- **WRITTEN EXERCISE**: Quote every line below exactly and skip any picture.

== INPUT MATERIAL ==

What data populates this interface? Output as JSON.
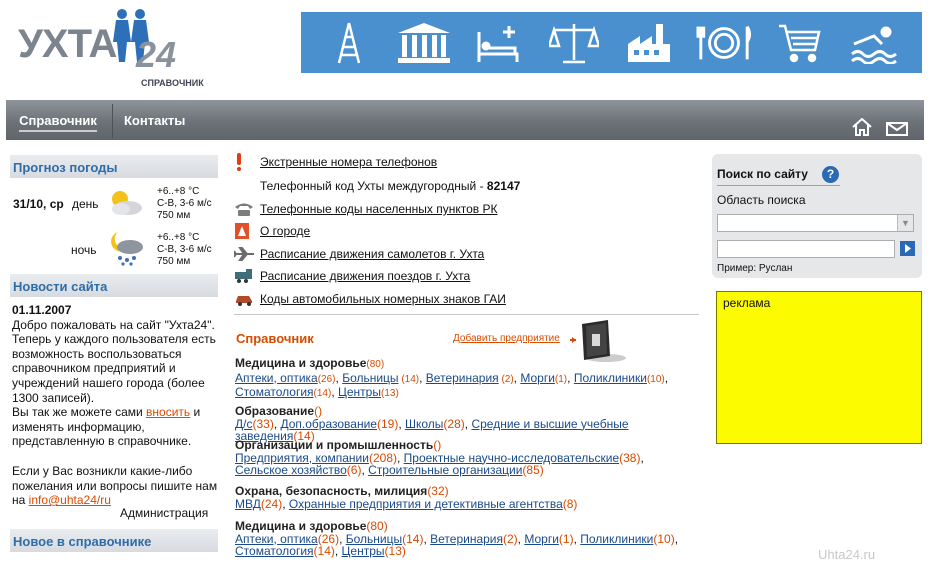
{
  "header": {
    "logo_text": "УХТА",
    "logo_num": "24",
    "logo_sub": "СПРАВОЧНИК",
    "icons": [
      "oil-derrick-icon",
      "government-building-icon",
      "hospital-icon",
      "scales-justice-icon",
      "factory-icon",
      "restaurant-icon",
      "shopping-cart-icon",
      "swimming-icon"
    ]
  },
  "nav": {
    "item1": "Справочник",
    "item2": "Контакты"
  },
  "weather": {
    "title": "Прогноз погоды",
    "date": "31/10, ср",
    "day_label": "день",
    "night_label": "ночь",
    "day_temp": "+6..+8 °С",
    "day_wind": "С-В, 3-6 м/с",
    "day_press": "750 мм",
    "night_temp": "+6..+8 °С",
    "night_wind": "С-В, 3-6 м/с",
    "night_press": "750 мм"
  },
  "news": {
    "title": "Новости сайта",
    "date": "01.11.2007",
    "p1": "Добро пожаловать на сайт  \"Ухта24\". Теперь у каждого пользователя есть возможность воспользоваться справочником предприятий и учреждений нашего города (более 1300 записей).",
    "p2a": "Вы так же можете сами ",
    "p2_link": "вносить",
    "p2b": " и изменять информацию, представленную в справочнике.",
    "p3": "Если у Вас возникли какие-либо пожелания или вопросы пишите нам на",
    "email": "info@uhta24/ru",
    "sign": "Администрация"
  },
  "new_in_directory": {
    "title": "Новое в справочнике"
  },
  "links": {
    "emergency": "Экстренные номера телефонов",
    "phone_code_text": "Телефонный код Ухты междугородный - ",
    "phone_code": "82147",
    "rk_codes": "Телефонные коды населенных пунктов РК",
    "about_city": "О городе",
    "planes": "Расписание движения самолетов г. Ухта",
    "trains": "Расписание движения поездов г. Ухта",
    "car_codes": "Коды автомобильных номерных знаков ГАИ"
  },
  "directory": {
    "title": "Справочник",
    "add": "Добавить предприятие",
    "cat1": {
      "head": "Медицина и здоровье",
      "count": "(80)",
      "items": [
        {
          "name": "Аптеки, оптика",
          "count": "(26)"
        },
        {
          "name": "Больницы",
          "count": " (14)"
        },
        {
          "name": "Ветеринария",
          "count": " (2)"
        },
        {
          "name": "Морги",
          "count": "(1)"
        },
        {
          "name": "Поликлиники",
          "count": "(10)"
        },
        {
          "name": "Стоматология",
          "count": "(14)"
        },
        {
          "name": "Центры",
          "count": "(13)"
        }
      ]
    },
    "cat2": {
      "head": "Образование",
      "count": "()",
      "items": [
        {
          "name": "Д/с",
          "count": "(33)"
        },
        {
          "name": "Доп.образование",
          "count": "(19)"
        },
        {
          "name": "Школы",
          "count": "(28)"
        },
        {
          "name": "Средние и высшие учебные заведения",
          "count": "(14)"
        }
      ]
    },
    "cat3": {
      "head": "Организации и промышленность",
      "count": "()",
      "items": [
        {
          "name": "Предприятия, компании",
          "count": "(208)"
        },
        {
          "name": "Проектные научно-исследовательские",
          "count": "(38)"
        },
        {
          "name": "Сельское хозяйство",
          "count": "(6)"
        },
        {
          "name": "Строительные организации",
          "count": "(85)"
        }
      ]
    },
    "cat4": {
      "head": "Охрана, безопасность, милиция",
      "count": "(32)",
      "items": [
        {
          "name": "МВД",
          "count": "(24)"
        },
        {
          "name": "Охранные предприятия и детективные агентства",
          "count": "(8)"
        }
      ]
    },
    "cat5": {
      "head": "Медицина и здоровье",
      "count": "(80)",
      "items": [
        {
          "name": "Аптеки, оптика",
          "count": "(26)"
        },
        {
          "name": "Больницы",
          "count": "(14)"
        },
        {
          "name": "Ветеринария",
          "count": "(2)"
        },
        {
          "name": "Морги",
          "count": "(1)"
        },
        {
          "name": "Поликлиники",
          "count": "(10)"
        },
        {
          "name": "Стоматология",
          "count": "(14)"
        },
        {
          "name": "Центры",
          "count": "(13)"
        }
      ]
    }
  },
  "search": {
    "title": "Поиск по сайту",
    "help": "?",
    "area_label": "Область поиска",
    "area_value": "",
    "query_value": "",
    "example": "Пример: Руслан"
  },
  "ad": {
    "text": "реклама"
  },
  "watermark": "Uhta24.ru",
  "colors": {
    "accent_blue": "#4a90cf",
    "count_orange": "#d84b00",
    "ad_yellow": "#fdfb00"
  }
}
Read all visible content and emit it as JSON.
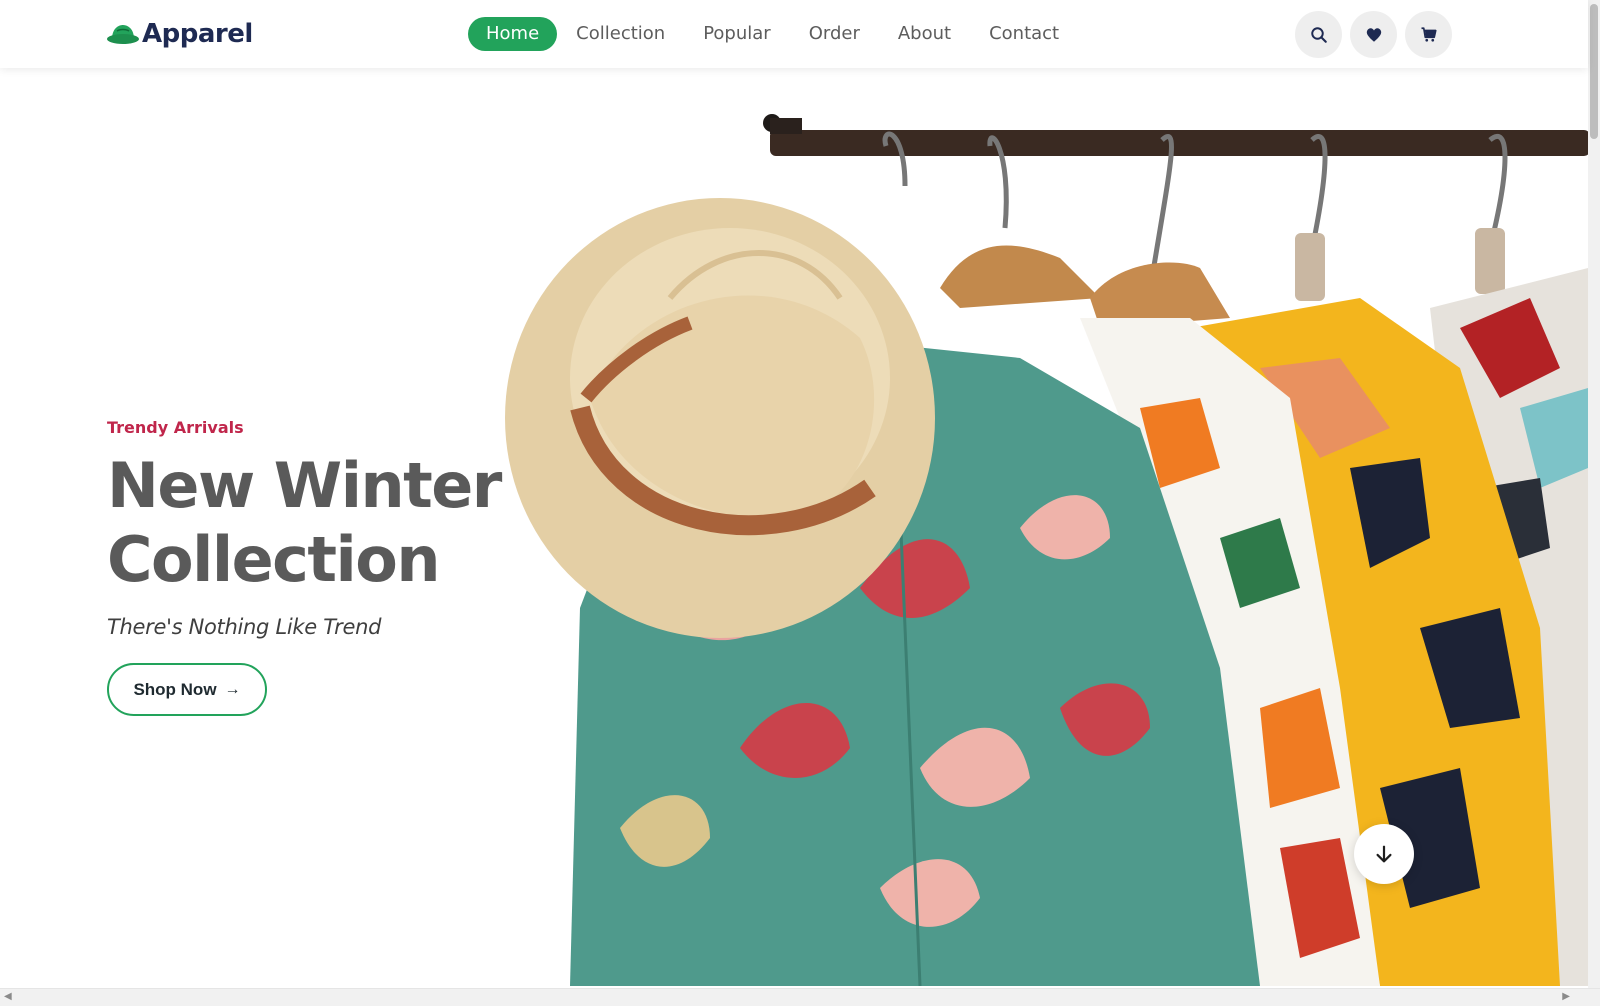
{
  "brand": {
    "name": "Apparel",
    "logo_icon": "hat-icon",
    "accent": "#22a35b",
    "dark": "#1e2a52"
  },
  "nav": {
    "items": [
      {
        "label": "Home",
        "active": true
      },
      {
        "label": "Collection",
        "active": false
      },
      {
        "label": "Popular",
        "active": false
      },
      {
        "label": "Order",
        "active": false
      },
      {
        "label": "About",
        "active": false
      },
      {
        "label": "Contact",
        "active": false
      }
    ]
  },
  "header_icons": [
    "search-icon",
    "heart-icon",
    "cart-icon"
  ],
  "hero": {
    "eyebrow": "Trendy Arrivals",
    "headline_line1": "New Winter",
    "headline_line2": "Collection",
    "tagline": "There's Nothing Like Trend",
    "cta_label": "Shop Now",
    "cta_arrow": "→",
    "eyebrow_color": "#c0264b",
    "scroll_icon": "arrow-down-icon"
  }
}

===

- **SOLVED EXERCISE**:
What data populates this interface? Output as JSON.
{
  "header": {
    "logo_text": "УХТА",
    "logo_num": "24",
    "logo_sub": "СПРАВОЧНИК",
    "icons": [
      "oil-derrick-icon",
      "government-building-icon",
      "hospital-icon",
      "scales-justice-icon",
      "factory-icon",
      "restaurant-icon",
      "shopping-cart-icon",
      "swimming-icon"
    ]
  },
  "nav": {
    "item1": "Справочник",
    "item2": "Контакты"
  },
  "weather": {
    "title": "Прогноз погоды",
    "date": "31/10, ср",
    "day_label": "день",
    "night_label": "ночь",
    "day_temp": "+6..+8 °С",
    "day_wind": "С-В, 3-6 м/с",
    "day_press": "750 мм",
    "night_temp": "+6..+8 °С",
    "night_wind": "С-В, 3-6 м/с",
    "night_press": "750 мм"
  },
  "news": {
    "title": "Новости сайта",
    "date": "01.11.2007",
    "p1": "Добро пожаловать на сайт  \"Ухта24\". Теперь у каждого пользователя есть возможность воспользоваться справочником предприятий и учреждений нашего города (более 1300 записей).",
    "p2a": "Вы так же можете сами ",
    "p2_link": "вносить",
    "p2b": " и изменять информацию, представленную в справочнике.",
    "p3": "Если у Вас возникли какие-либо пожелания или вопросы пишите нам на",
    "email": "info@uhta24/ru",
    "sign": "Администрация"
  },
  "new_in_directory": {
    "title": "Новое в справочнике"
  },
  "links": {
    "emergency": "Экстренные номера телефонов",
    "phone_code_text": "Телефонный код Ухты междугородный - ",
    "phone_code": "82147",
    "rk_codes": "Телефонные коды населенных пунктов РК",
    "about_city": "О городе",
    "planes": "Расписание движения самолетов г. Ухта",
    "trains": "Расписание движения поездов г. Ухта",
    "car_codes": "Коды автомобильных номерных знаков ГАИ"
  },
  "directory": {
    "title": "Справочник",
    "add": "Добавить предприятие",
    "cat1": {
      "head": "Медицина и здоровье",
      "count": "(80)",
      "items": [
        {
          "name": "Аптеки, оптика",
          "count": "(26)"
        },
        {
          "name": "Больницы",
          "count": " (14)"
        },
        {
          "name": "Ветеринария",
          "count": " (2)"
        },
        {
          "name": "Морги",
          "count": "(1)"
        },
        {
          "name": "Поликлиники",
          "count": "(10)"
        },
        {
          "name": "Стоматология",
          "count": "(14)"
        },
        {
          "name": "Центры",
          "count": "(13)"
        }
      ]
    },
    "cat2": {
      "head": "Образование",
      "count": "()",
      "items": [
        {
          "name": "Д/с",
          "count": "(33)"
        },
        {
          "name": "Доп.образование",
          "count": "(19)"
        },
        {
          "name": "Школы",
          "count": "(28)"
        },
        {
          "name": "Средние и высшие учебные заведения",
          "count": "(14)"
        }
      ]
    },
    "cat3": {
      "head": "Организации и промышленность",
      "count": "()",
      "items": [
        {
          "name": "Предприятия, компании",
          "count": "(208)"
        },
        {
          "name": "Проектные научно-исследовательские",
          "count": "(38)"
        },
        {
          "name": "Сельское хозяйство",
          "count": "(6)"
        },
        {
          "name": "Строительные организации",
          "count": "(85)"
        }
      ]
    },
    "cat4": {
      "head": "Охрана, безопасность, милиция",
      "count": "(32)",
      "items": [
        {
          "name": "МВД",
          "count": "(24)"
        },
        {
          "name": "Охранные предприятия и детективные агентства",
          "count": "(8)"
        }
      ]
    },
    "cat5": {
      "head": "Медицина и здоровье",
      "count": "(80)",
      "items": [
        {
          "name": "Аптеки, оптика",
          "count": "(26)"
        },
        {
          "name": "Больницы",
          "count": "(14)"
        },
        {
          "name": "Ветеринария",
          "count": "(2)"
        },
        {
          "name": "Морги",
          "count": "(1)"
        },
        {
          "name": "Поликлиники",
          "count": "(10)"
        },
        {
          "name": "Стоматология",
          "count": "(14)"
        },
        {
          "name": "Центры",
          "count": "(13)"
        }
      ]
    }
  },
  "search": {
    "title": "Поиск по сайту",
    "help": "?",
    "area_label": "Область поиска",
    "area_value": "",
    "query_value": "",
    "example": "Пример: Руслан"
  },
  "ad": {
    "text": "реклама"
  },
  "watermark": "Uhta24.ru",
  "colors": {
    "accent_blue": "#4a90cf",
    "count_orange": "#d84b00",
    "ad_yellow": "#fdfb00"
  }
}
Read all visible content and emit it as JSON.
{
  "brand": {
    "name": "Apparel",
    "logo_icon": "hat-icon",
    "accent": "#22a35b",
    "dark": "#1e2a52"
  },
  "nav": {
    "items": [
      {
        "label": "Home",
        "active": true
      },
      {
        "label": "Collection",
        "active": false
      },
      {
        "label": "Popular",
        "active": false
      },
      {
        "label": "Order",
        "active": false
      },
      {
        "label": "About",
        "active": false
      },
      {
        "label": "Contact",
        "active": false
      }
    ]
  },
  "header_icons": [
    "search-icon",
    "heart-icon",
    "cart-icon"
  ],
  "hero": {
    "eyebrow": "Trendy Arrivals",
    "headline_line1": "New Winter",
    "headline_line2": "Collection",
    "tagline": "There's Nothing Like Trend",
    "cta_label": "Shop Now",
    "cta_arrow": "→",
    "eyebrow_color": "#c0264b",
    "scroll_icon": "arrow-down-icon"
  }
}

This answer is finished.